§ Given request: Repeat each record exactly as written, and drop any images.

--------------------------------------------------

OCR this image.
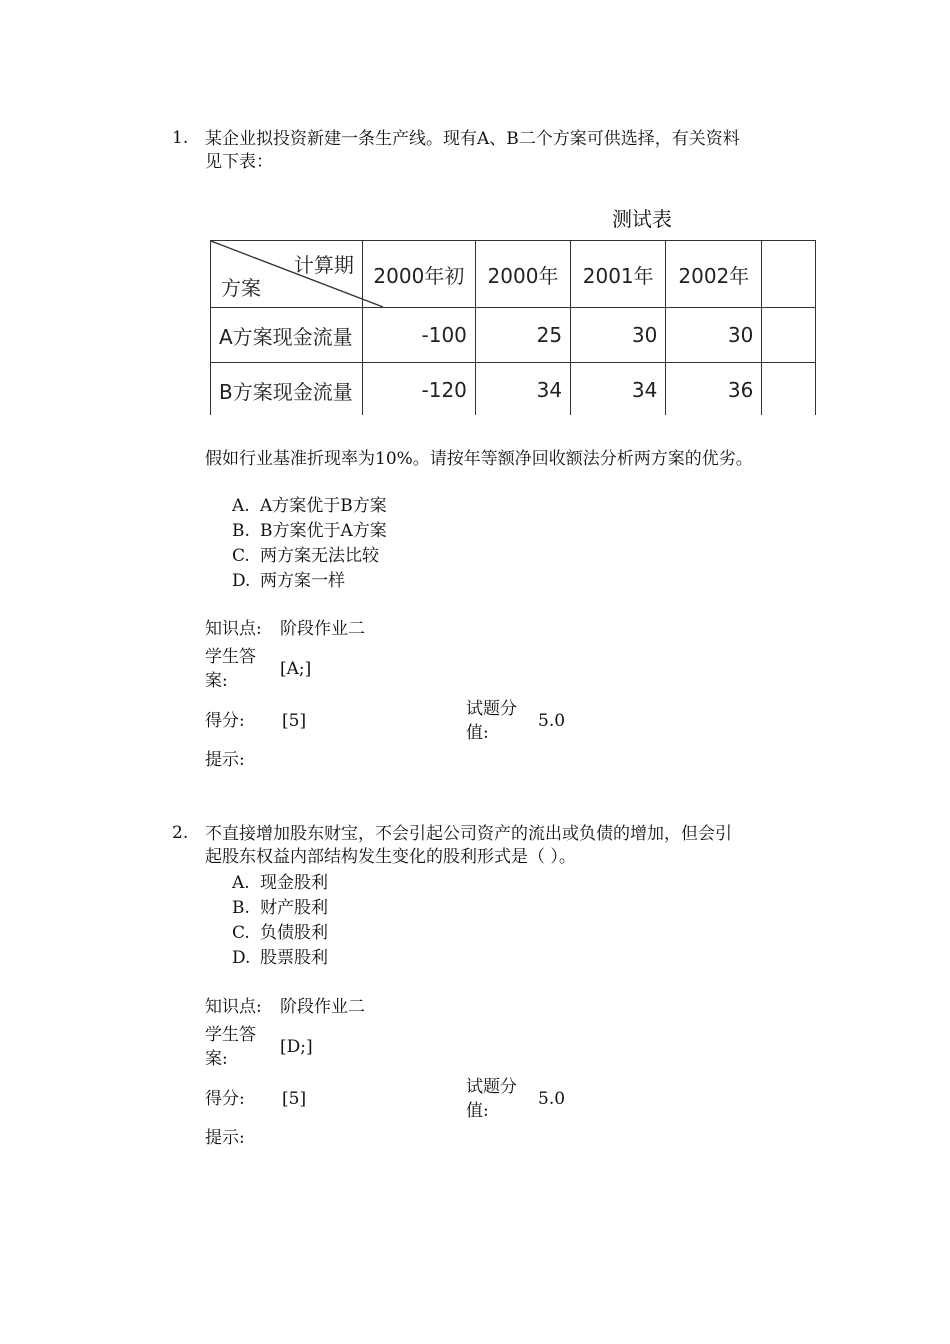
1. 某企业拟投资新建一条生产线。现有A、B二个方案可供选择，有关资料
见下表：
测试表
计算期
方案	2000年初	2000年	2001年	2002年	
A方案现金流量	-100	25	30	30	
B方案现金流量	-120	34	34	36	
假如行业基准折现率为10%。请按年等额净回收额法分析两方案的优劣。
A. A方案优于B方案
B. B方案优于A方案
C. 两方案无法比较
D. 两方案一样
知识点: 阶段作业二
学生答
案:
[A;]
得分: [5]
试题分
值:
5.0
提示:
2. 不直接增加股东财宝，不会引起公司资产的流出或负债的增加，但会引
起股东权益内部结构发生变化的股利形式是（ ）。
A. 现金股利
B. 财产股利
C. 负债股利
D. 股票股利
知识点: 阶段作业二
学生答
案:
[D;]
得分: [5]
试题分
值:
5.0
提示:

--------------------------------------------------

§ Answer to this problem:
OCR this image.
1. 某企业拟投资新建一条生产线。现有A、B二个方案可供选择，有关资料
见下表：
测试表
计算期
方案	2000年初	2000年	2001年	2002年	
A方案现金流量	-100	25	30	30	
B方案现金流量	-120	34	34	36	
假如行业基准折现率为10%。请按年等额净回收额法分析两方案的优劣。
A. A方案优于B方案
B. B方案优于A方案
C. 两方案无法比较
D. 两方案一样
知识点: 阶段作业二
学生答
案:
[A;]
得分: [5]
试题分
值:
5.0
提示:
2. 不直接增加股东财宝，不会引起公司资产的流出或负债的增加，但会引
起股东权益内部结构发生变化的股利形式是（ ）。
A. 现金股利
B. 财产股利
C. 负债股利
D. 股票股利
知识点: 阶段作业二
学生答
案:
[D;]
得分: [5]
试题分
值:
5.0
提示:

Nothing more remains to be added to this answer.